Stated problem. Repeat each entry word for word. Leave any images out of the copy.

Dataset records.
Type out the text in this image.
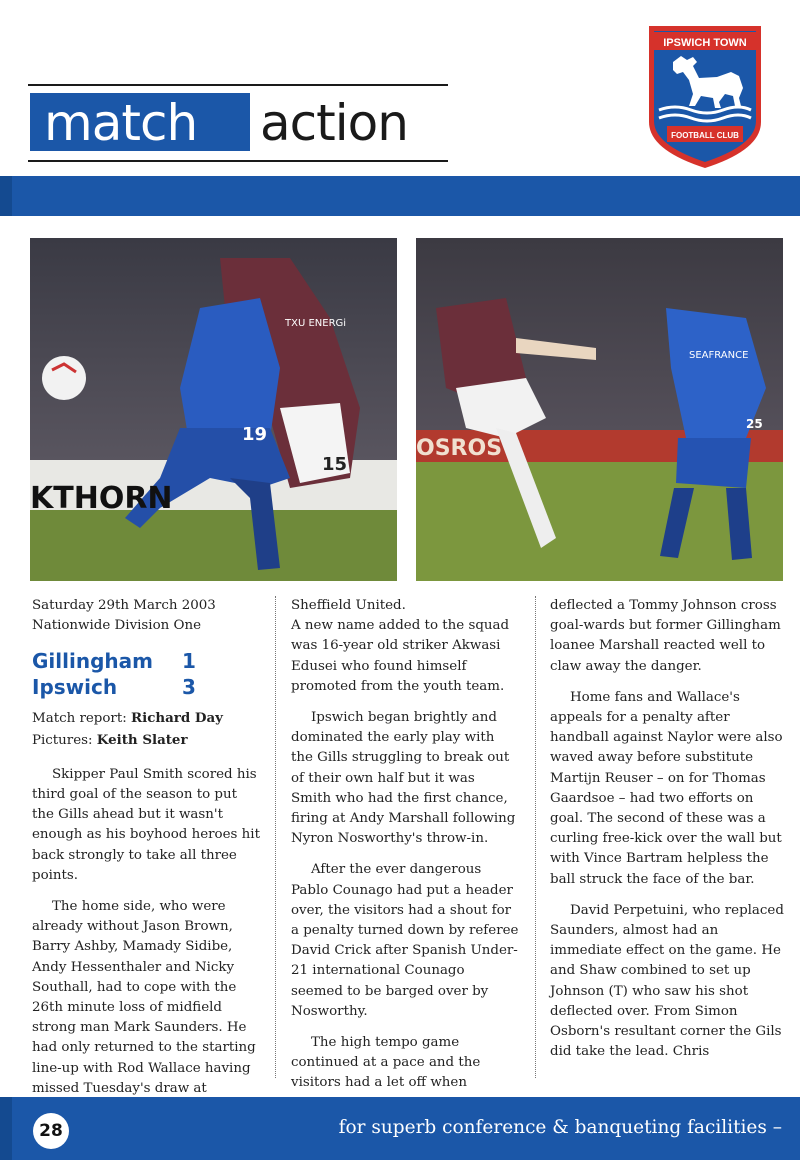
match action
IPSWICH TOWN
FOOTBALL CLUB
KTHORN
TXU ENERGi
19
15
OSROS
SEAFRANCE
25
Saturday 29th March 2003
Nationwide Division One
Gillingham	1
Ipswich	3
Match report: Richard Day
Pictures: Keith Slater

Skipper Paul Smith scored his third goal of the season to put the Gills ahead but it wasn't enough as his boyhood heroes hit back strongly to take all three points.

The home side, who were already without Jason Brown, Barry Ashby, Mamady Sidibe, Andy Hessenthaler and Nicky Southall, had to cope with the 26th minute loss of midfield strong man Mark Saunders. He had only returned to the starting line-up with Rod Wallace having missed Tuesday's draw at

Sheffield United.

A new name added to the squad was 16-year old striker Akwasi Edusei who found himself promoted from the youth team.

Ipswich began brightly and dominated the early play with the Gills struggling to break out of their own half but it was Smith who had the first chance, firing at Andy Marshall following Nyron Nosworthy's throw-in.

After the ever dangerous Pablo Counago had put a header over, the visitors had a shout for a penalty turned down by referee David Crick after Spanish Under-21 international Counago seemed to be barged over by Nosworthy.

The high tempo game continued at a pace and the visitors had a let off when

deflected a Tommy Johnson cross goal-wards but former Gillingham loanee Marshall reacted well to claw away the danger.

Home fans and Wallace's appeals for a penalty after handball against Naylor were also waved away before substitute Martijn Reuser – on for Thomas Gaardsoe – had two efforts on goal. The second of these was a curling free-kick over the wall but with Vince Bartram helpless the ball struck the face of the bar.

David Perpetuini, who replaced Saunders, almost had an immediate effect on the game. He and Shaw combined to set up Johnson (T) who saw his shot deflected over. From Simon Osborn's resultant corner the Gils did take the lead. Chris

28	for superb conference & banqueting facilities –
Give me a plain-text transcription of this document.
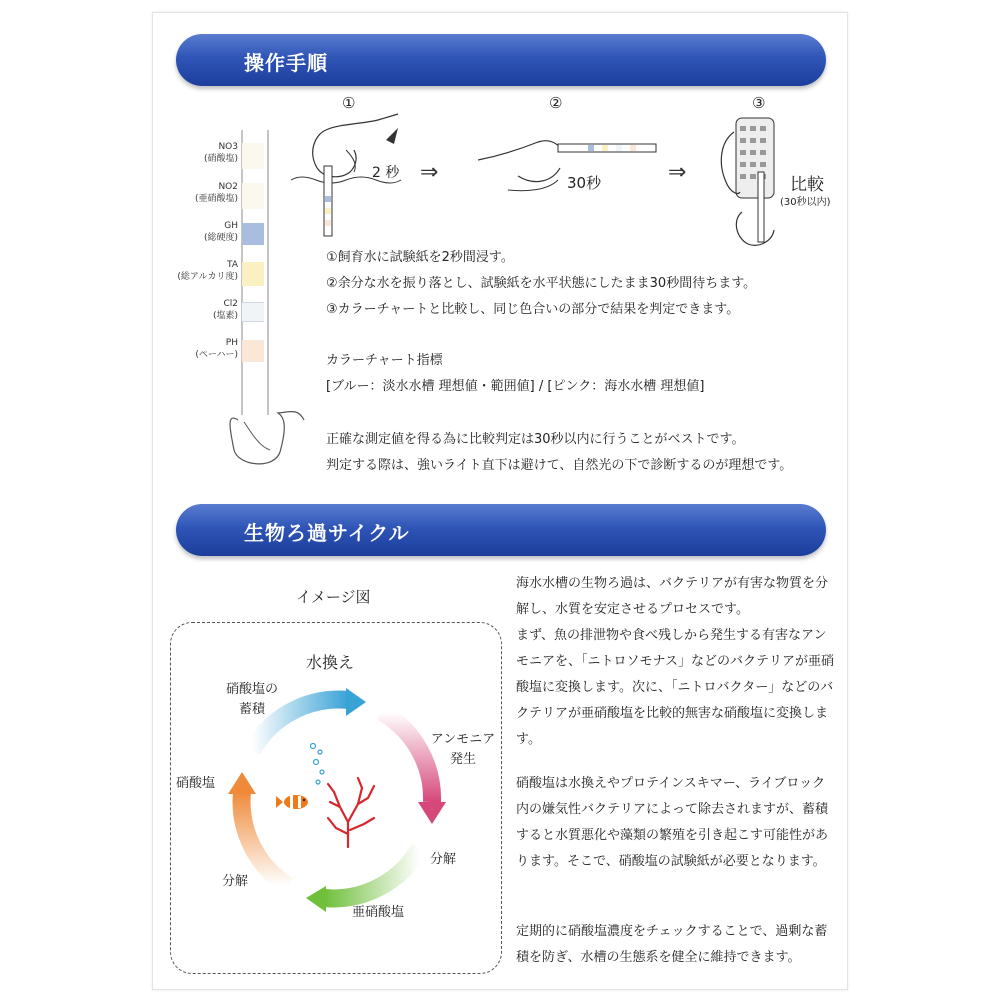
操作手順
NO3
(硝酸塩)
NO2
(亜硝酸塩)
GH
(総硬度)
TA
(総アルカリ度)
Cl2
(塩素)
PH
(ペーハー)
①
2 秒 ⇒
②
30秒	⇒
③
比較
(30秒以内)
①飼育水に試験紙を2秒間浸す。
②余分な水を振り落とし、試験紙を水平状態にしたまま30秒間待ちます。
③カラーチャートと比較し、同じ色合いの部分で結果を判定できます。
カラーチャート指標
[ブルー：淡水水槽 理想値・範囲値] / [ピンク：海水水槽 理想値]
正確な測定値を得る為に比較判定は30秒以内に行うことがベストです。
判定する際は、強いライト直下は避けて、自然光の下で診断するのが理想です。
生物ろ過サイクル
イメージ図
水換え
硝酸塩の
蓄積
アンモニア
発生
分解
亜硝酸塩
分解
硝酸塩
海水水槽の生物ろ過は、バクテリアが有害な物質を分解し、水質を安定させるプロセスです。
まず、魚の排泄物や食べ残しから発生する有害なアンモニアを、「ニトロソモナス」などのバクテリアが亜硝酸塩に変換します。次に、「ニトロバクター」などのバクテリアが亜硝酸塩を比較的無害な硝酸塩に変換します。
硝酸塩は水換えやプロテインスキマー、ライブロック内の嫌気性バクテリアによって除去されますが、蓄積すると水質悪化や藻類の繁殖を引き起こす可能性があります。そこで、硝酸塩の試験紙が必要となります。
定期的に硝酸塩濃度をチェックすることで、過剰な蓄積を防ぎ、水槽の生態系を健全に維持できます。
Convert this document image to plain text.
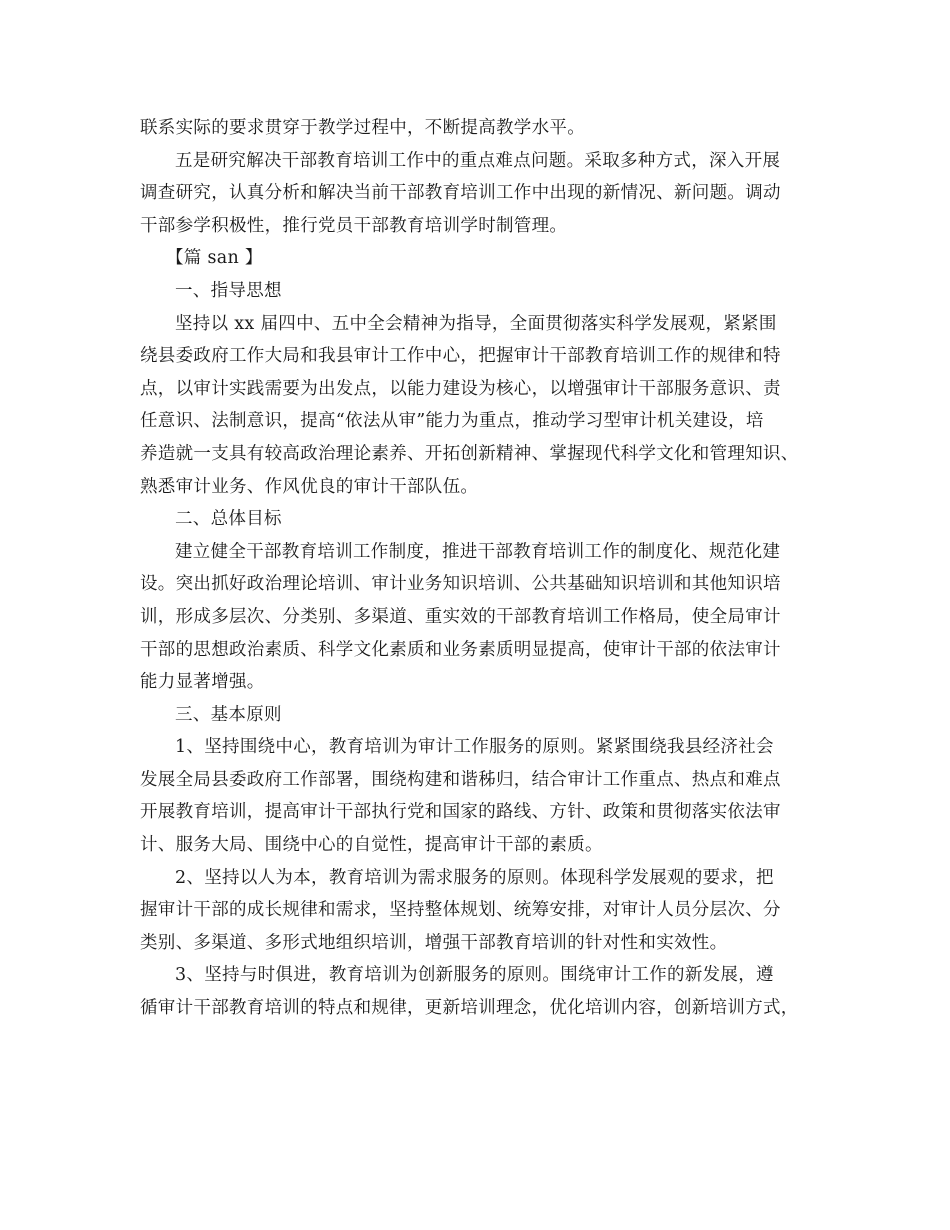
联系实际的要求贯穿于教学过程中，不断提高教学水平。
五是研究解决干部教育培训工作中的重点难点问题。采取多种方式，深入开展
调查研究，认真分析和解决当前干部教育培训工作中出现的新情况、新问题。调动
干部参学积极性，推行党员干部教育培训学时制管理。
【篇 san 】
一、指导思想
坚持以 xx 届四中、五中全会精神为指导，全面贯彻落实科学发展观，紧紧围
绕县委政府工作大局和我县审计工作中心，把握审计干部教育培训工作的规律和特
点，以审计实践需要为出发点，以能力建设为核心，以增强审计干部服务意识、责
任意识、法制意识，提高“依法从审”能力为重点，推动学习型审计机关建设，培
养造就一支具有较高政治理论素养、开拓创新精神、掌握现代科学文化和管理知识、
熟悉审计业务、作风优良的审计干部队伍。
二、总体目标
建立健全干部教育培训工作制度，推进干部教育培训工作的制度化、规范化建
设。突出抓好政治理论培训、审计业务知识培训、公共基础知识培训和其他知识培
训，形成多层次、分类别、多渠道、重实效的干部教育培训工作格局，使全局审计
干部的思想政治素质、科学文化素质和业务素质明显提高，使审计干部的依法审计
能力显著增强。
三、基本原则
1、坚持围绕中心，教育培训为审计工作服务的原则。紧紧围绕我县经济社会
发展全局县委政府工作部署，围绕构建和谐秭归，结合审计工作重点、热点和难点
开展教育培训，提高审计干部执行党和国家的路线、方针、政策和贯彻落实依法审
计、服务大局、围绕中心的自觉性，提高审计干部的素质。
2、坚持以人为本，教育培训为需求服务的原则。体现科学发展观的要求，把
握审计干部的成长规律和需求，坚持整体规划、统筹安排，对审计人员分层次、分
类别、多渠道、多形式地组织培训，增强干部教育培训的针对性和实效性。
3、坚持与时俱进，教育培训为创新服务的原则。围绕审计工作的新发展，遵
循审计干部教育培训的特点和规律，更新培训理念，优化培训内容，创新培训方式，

Written reply.
Type out the text in this image.
match action
IPSWICH TOWN
FOOTBALL CLUB
KTHORN
TXU ENERGi
19
15
OSROS
SEAFRANCE
25
Saturday 29th March 2003
Nationwide Division One
Gillingham	1
Ipswich	3
Match report: Richard Day
Pictures: Keith Slater

Skipper Paul Smith scored his third goal of the season to put the Gills ahead but it wasn't enough as his boyhood heroes hit back strongly to take all three points.

The home side, who were already without Jason Brown, Barry Ashby, Mamady Sidibe, Andy Hessenthaler and Nicky Southall, had to cope with the 26th minute loss of midfield strong man Mark Saunders. He had only returned to the starting line-up with Rod Wallace having missed Tuesday's draw at

Sheffield United.

A new name added to the squad was 16-year old striker Akwasi Edusei who found himself promoted from the youth team.

Ipswich began brightly and dominated the early play with the Gills struggling to break out of their own half but it was Smith who had the first chance, firing at Andy Marshall following Nyron Nosworthy's throw-in.

After the ever dangerous Pablo Counago had put a header over, the visitors had a shout for a penalty turned down by referee David Crick after Spanish Under-21 international Counago seemed to be barged over by Nosworthy.

The high tempo game continued at a pace and the visitors had a let off when

deflected a Tommy Johnson cross goal-wards but former Gillingham loanee Marshall reacted well to claw away the danger.

Home fans and Wallace's appeals for a penalty after handball against Naylor were also waved away before substitute Martijn Reuser – on for Thomas Gaardsoe – had two efforts on goal. The second of these was a curling free-kick over the wall but with Vince Bartram helpless the ball struck the face of the bar.

David Perpetuini, who replaced Saunders, almost had an immediate effect on the game. He and Shaw combined to set up Johnson (T) who saw his shot deflected over. From Simon Osborn's resultant corner the Gils did take the lead. Chris

28	for superb conference & banqueting facilities –
Give me a plain-text transcription of this document.
操作手順
NO3
(硝酸塩)
NO2
(亜硝酸塩)
GH
(総硬度)
TA
(総アルカリ度)
Cl2
(塩素)
PH
(ペーハー)
①
2 秒 ⇒
②
30秒	⇒
③
比較
(30秒以内)
①飼育水に試験紙を2秒間浸す。
②余分な水を振り落とし、試験紙を水平状態にしたまま30秒間待ちます。
③カラーチャートと比較し、同じ色合いの部分で結果を判定できます。
カラーチャート指標
[ブルー：淡水水槽 理想値・範囲値] / [ピンク：海水水槽 理想値]
正確な測定値を得る為に比較判定は30秒以内に行うことがベストです。
判定する際は、強いライト直下は避けて、自然光の下で診断するのが理想です。
生物ろ過サイクル
イメージ図
水換え
硝酸塩の
蓄積
アンモニア
発生
分解
亜硝酸塩
分解
硝酸塩
海水水槽の生物ろ過は、バクテリアが有害な物質を分解し、水質を安定させるプロセスです。
まず、魚の排泄物や食べ残しから発生する有害なアンモニアを、「ニトロソモナス」などのバクテリアが亜硝酸塩に変換します。次に、「ニトロバクター」などのバクテリアが亜硝酸塩を比較的無害な硝酸塩に変換します。
硝酸塩は水換えやプロテインスキマー、ライブロック内の嫌気性バクテリアによって除去されますが、蓄積すると水質悪化や藻類の繁殖を引き起こす可能性があります。そこで、硝酸塩の試験紙が必要となります。
定期的に硝酸塩濃度をチェックすることで、過剰な蓄積を防ぎ、水槽の生態系を健全に維持できます。
Convert this document image to plain text.
联系实际的要求贯穿于教学过程中，不断提高教学水平。
五是研究解决干部教育培训工作中的重点难点问题。采取多种方式，深入开展
调查研究，认真分析和解决当前干部教育培训工作中出现的新情况、新问题。调动
干部参学积极性，推行党员干部教育培训学时制管理。
【篇 san 】
一、指导思想
坚持以 xx 届四中、五中全会精神为指导，全面贯彻落实科学发展观，紧紧围
绕县委政府工作大局和我县审计工作中心，把握审计干部教育培训工作的规律和特
点，以审计实践需要为出发点，以能力建设为核心，以增强审计干部服务意识、责
任意识、法制意识，提高“依法从审”能力为重点，推动学习型审计机关建设，培
养造就一支具有较高政治理论素养、开拓创新精神、掌握现代科学文化和管理知识、
熟悉审计业务、作风优良的审计干部队伍。
二、总体目标
建立健全干部教育培训工作制度，推进干部教育培训工作的制度化、规范化建
设。突出抓好政治理论培训、审计业务知识培训、公共基础知识培训和其他知识培
训，形成多层次、分类别、多渠道、重实效的干部教育培训工作格局，使全局审计
干部的思想政治素质、科学文化素质和业务素质明显提高，使审计干部的依法审计
能力显著增强。
三、基本原则
1、坚持围绕中心，教育培训为审计工作服务的原则。紧紧围绕我县经济社会
发展全局县委政府工作部署，围绕构建和谐秭归，结合审计工作重点、热点和难点
开展教育培训，提高审计干部执行党和国家的路线、方针、政策和贯彻落实依法审
计、服务大局、围绕中心的自觉性，提高审计干部的素质。
2、坚持以人为本，教育培训为需求服务的原则。体现科学发展观的要求，把
握审计干部的成长规律和需求，坚持整体规划、统筹安排，对审计人员分层次、分
类别、多渠道、多形式地组织培训，增强干部教育培训的针对性和实效性。
3、坚持与时俱进，教育培训为创新服务的原则。围绕审计工作的新发展，遵
循审计干部教育培训的特点和规律，更新培训理念，优化培训内容，创新培训方式，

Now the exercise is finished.